Records for the exercise:
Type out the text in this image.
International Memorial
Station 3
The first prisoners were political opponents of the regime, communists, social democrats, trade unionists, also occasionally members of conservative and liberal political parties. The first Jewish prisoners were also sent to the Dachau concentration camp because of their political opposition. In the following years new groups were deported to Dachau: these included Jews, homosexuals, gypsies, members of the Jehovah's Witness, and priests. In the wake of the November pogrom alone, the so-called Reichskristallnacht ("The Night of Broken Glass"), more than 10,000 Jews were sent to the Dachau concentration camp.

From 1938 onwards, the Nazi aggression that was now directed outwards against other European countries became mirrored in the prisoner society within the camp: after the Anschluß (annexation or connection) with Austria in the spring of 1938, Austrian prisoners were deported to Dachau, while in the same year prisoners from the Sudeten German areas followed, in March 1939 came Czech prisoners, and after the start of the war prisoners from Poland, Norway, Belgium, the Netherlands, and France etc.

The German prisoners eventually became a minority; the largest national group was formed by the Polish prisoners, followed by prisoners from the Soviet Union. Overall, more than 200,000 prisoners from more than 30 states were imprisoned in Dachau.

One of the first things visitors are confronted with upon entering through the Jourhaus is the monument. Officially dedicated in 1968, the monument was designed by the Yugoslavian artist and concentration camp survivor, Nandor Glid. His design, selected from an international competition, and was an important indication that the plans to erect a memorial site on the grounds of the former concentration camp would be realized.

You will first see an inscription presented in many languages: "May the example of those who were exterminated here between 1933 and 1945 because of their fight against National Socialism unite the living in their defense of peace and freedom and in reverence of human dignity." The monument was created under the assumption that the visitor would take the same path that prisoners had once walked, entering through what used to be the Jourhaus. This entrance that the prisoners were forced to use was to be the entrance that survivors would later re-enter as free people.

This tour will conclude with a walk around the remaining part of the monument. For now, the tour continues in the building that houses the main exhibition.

Given problem: Once more, set down the full listing, verbatim.

Task solution:
Type out the text in this image.
International Memorial
Station 3
The first prisoners were political opponents of the regime, communists, social democrats, trade unionists, also occasionally members of conservative and liberal political parties. The first Jewish prisoners were also sent to the Dachau concentration camp because of their political opposition. In the following years new groups were deported to Dachau: these included Jews, homosexuals, gypsies, members of the Jehovah's Witness, and priests. In the wake of the November pogrom alone, the so-called Reichskristallnacht ("The Night of Broken Glass"), more than 10,000 Jews were sent to the Dachau concentration camp.

From 1938 onwards, the Nazi aggression that was now directed outwards against other European countries became mirrored in the prisoner society within the camp: after the Anschluß (annexation or connection) with Austria in the spring of 1938, Austrian prisoners were deported to Dachau, while in the same year prisoners from the Sudeten German areas followed, in March 1939 came Czech prisoners, and after the start of the war prisoners from Poland, Norway, Belgium, the Netherlands, and France etc.

The German prisoners eventually became a minority; the largest national group was formed by the Polish prisoners, followed by prisoners from the Soviet Union. Overall, more than 200,000 prisoners from more than 30 states were imprisoned in Dachau.

One of the first things visitors are confronted with upon entering through the Jourhaus is the monument. Officially dedicated in 1968, the monument was designed by the Yugoslavian artist and concentration camp survivor, Nandor Glid. His design, selected from an international competition, and was an important indication that the plans to erect a memorial site on the grounds of the former concentration camp would be realized.

You will first see an inscription presented in many languages: "May the example of those who were exterminated here between 1933 and 1945 because of their fight against National Socialism unite the living in their defense of peace and freedom and in reverence of human dignity." The monument was created under the assumption that the visitor would take the same path that prisoners had once walked, entering through what used to be the Jourhaus. This entrance that the prisoners were forced to use was to be the entrance that survivors would later re-enter as free people.

This tour will conclude with a walk around the remaining part of the monument. For now, the tour continues in the building that houses the main exhibition.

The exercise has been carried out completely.